TASK TO COMPLETE » Leaving out every picture, quote the data below exactly as it appears.

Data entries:
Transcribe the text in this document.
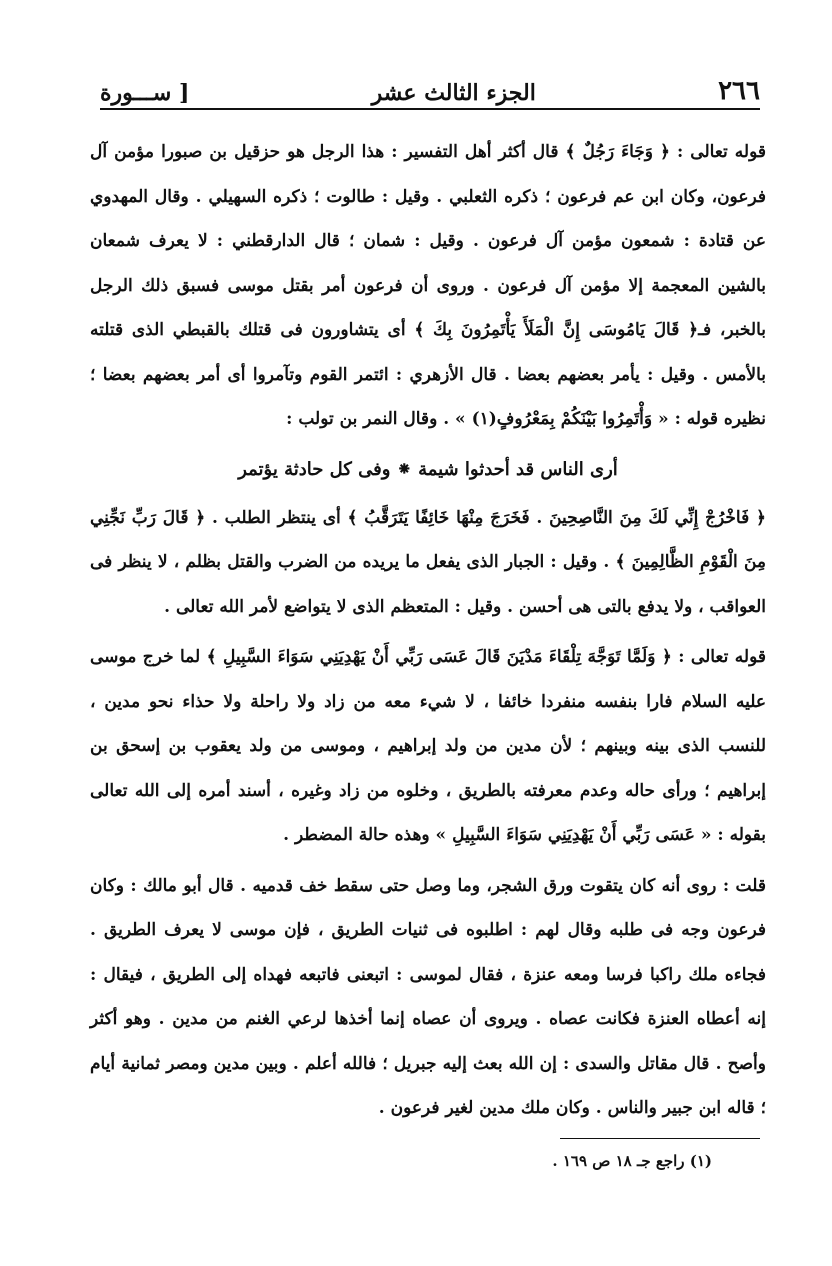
٢٦٦
الجزء الثالث عشر
[ ســـورة

قوله تعالى : ﴿ وَجَاءَ رَجُلٌ ﴾ قال أكثر أهل التفسير : هذا الرجل هو حزقيل بن صبورا مؤمن آل فرعون، وكان ابن عم فرعون ؛ ذكره الثعلبي . وقيل : طالوت ؛ ذكره السهيلي . وقال المهدوي عن قتادة : شمعون مؤمن آل فرعون . وقيل : شمان ؛ قال الدارقطني : لا يعرف شمعان بالشين المعجمة إلا مؤمن آل فرعون . وروى أن فرعون أمر بقتل موسى فسبق ذلك الرجل بالخبر، فـ﴿ قَالَ يَامُوسَى إِنَّ الْمَلَأَ يَأْتَمِرُونَ بِكَ ﴾ أى يتشاورون فى قتلك بالقبطي الذى قتلته بالأمس . وقيل : يأمر بعضهم بعضا . قال الأزهري : ائتمر القوم وتآمروا أى أمر بعضهم بعضا ؛ نظيره قوله : « وَأْتَمِرُوا بَيْنَكُمْ بِمَعْرُوفٍ(١) » . وقال النمر بن تولب :

أرى الناس قد أحدثوا شيمة ⁕ وفى كل حادثة يؤتمر

﴿ فَاخْرُجْ إِنِّي لَكَ مِنَ النَّاصِحِينَ . فَخَرَجَ مِنْهَا خَائِفًا يَتَرَقَّبُ ﴾ أى ينتظر الطلب . ﴿ قَالَ رَبِّ نَجِّنِي مِنَ الْقَوْمِ الظَّالِمِينَ ﴾ . وقيل : الجبار الذى يفعل ما يريده من الضرب والقتل بظلم ، لا ينظر فى العواقب ، ولا يدفع بالتى هى أحسن . وقيل : المتعظم الذى لا يتواضع لأمر الله تعالى .

قوله تعالى : ﴿ وَلَمَّا تَوَجَّهَ تِلْقَاءَ مَدْيَنَ قَالَ عَسَى رَبِّي أَنْ يَهْدِيَنِي سَوَاءَ السَّبِيلِ ﴾ لما خرج موسى عليه السلام فارا بنفسه منفردا خائفا ، لا شيء معه من زاد ولا راحلة ولا حذاء نحو مدين ، للنسب الذى بينه وبينهم ؛ لأن مدين من ولد إبراهيم ، وموسى من ولد يعقوب بن إسحق بن إبراهيم ؛ ورأى حاله وعدم معرفته بالطريق ، وخلوه من زاد وغيره ، أسند أمره إلى الله تعالى بقوله : « عَسَى رَبِّي أَنْ يَهْدِيَنِي سَوَاءَ السَّبِيلِ » وهذه حالة المضطر .

قلت : روى أنه كان يتقوت ورق الشجر، وما وصل حتى سقط خف قدميه . قال أبو مالك : وكان فرعون وجه فى طلبه وقال لهم : اطلبوه فى ثنيات الطريق ، فإن موسى لا يعرف الطريق . فجاءه ملك راكبا فرسا ومعه عنزة ، فقال لموسى : اتبعنى فاتبعه فهداه إلى الطريق ، فيقال : إنه أعطاه العنزة فكانت عصاه . ويروى أن عصاه إنما أخذها لرعي الغنم من مدين . وهو أكثر وأصح . قال مقاتل والسدى : إن الله بعث إليه جبريل ؛ فالله أعلم . وبين مدين ومصر ثمانية أيام ؛ قاله ابن جبير والناس . وكان ملك مدين لغير فرعون .

(١) راجع جـ ١٨ ص ١٦٩ .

OUTPUT FOR THIS TASK »
Transcribe the text in this document.
٢٦٦
الجزء الثالث عشر
[ ســـورة

قوله تعالى : ﴿ وَجَاءَ رَجُلٌ ﴾ قال أكثر أهل التفسير : هذا الرجل هو حزقيل بن صبورا مؤمن آل فرعون، وكان ابن عم فرعون ؛ ذكره الثعلبي . وقيل : طالوت ؛ ذكره السهيلي . وقال المهدوي عن قتادة : شمعون مؤمن آل فرعون . وقيل : شمان ؛ قال الدارقطني : لا يعرف شمعان بالشين المعجمة إلا مؤمن آل فرعون . وروى أن فرعون أمر بقتل موسى فسبق ذلك الرجل بالخبر، فـ﴿ قَالَ يَامُوسَى إِنَّ الْمَلَأَ يَأْتَمِرُونَ بِكَ ﴾ أى يتشاورون فى قتلك بالقبطي الذى قتلته بالأمس . وقيل : يأمر بعضهم بعضا . قال الأزهري : ائتمر القوم وتآمروا أى أمر بعضهم بعضا ؛ نظيره قوله : « وَأْتَمِرُوا بَيْنَكُمْ بِمَعْرُوفٍ(١) » . وقال النمر بن تولب :

أرى الناس قد أحدثوا شيمة ⁕ وفى كل حادثة يؤتمر

﴿ فَاخْرُجْ إِنِّي لَكَ مِنَ النَّاصِحِينَ . فَخَرَجَ مِنْهَا خَائِفًا يَتَرَقَّبُ ﴾ أى ينتظر الطلب . ﴿ قَالَ رَبِّ نَجِّنِي مِنَ الْقَوْمِ الظَّالِمِينَ ﴾ . وقيل : الجبار الذى يفعل ما يريده من الضرب والقتل بظلم ، لا ينظر فى العواقب ، ولا يدفع بالتى هى أحسن . وقيل : المتعظم الذى لا يتواضع لأمر الله تعالى .

قوله تعالى : ﴿ وَلَمَّا تَوَجَّهَ تِلْقَاءَ مَدْيَنَ قَالَ عَسَى رَبِّي أَنْ يَهْدِيَنِي سَوَاءَ السَّبِيلِ ﴾ لما خرج موسى عليه السلام فارا بنفسه منفردا خائفا ، لا شيء معه من زاد ولا راحلة ولا حذاء نحو مدين ، للنسب الذى بينه وبينهم ؛ لأن مدين من ولد إبراهيم ، وموسى من ولد يعقوب بن إسحق بن إبراهيم ؛ ورأى حاله وعدم معرفته بالطريق ، وخلوه من زاد وغيره ، أسند أمره إلى الله تعالى بقوله : « عَسَى رَبِّي أَنْ يَهْدِيَنِي سَوَاءَ السَّبِيلِ » وهذه حالة المضطر .

قلت : روى أنه كان يتقوت ورق الشجر، وما وصل حتى سقط خف قدميه . قال أبو مالك : وكان فرعون وجه فى طلبه وقال لهم : اطلبوه فى ثنيات الطريق ، فإن موسى لا يعرف الطريق . فجاءه ملك راكبا فرسا ومعه عنزة ، فقال لموسى : اتبعنى فاتبعه فهداه إلى الطريق ، فيقال : إنه أعطاه العنزة فكانت عصاه . ويروى أن عصاه إنما أخذها لرعي الغنم من مدين . وهو أكثر وأصح . قال مقاتل والسدى : إن الله بعث إليه جبريل ؛ فالله أعلم . وبين مدين ومصر ثمانية أيام ؛ قاله ابن جبير والناس . وكان ملك مدين لغير فرعون .

(١) راجع جـ ١٨ ص ١٦٩ .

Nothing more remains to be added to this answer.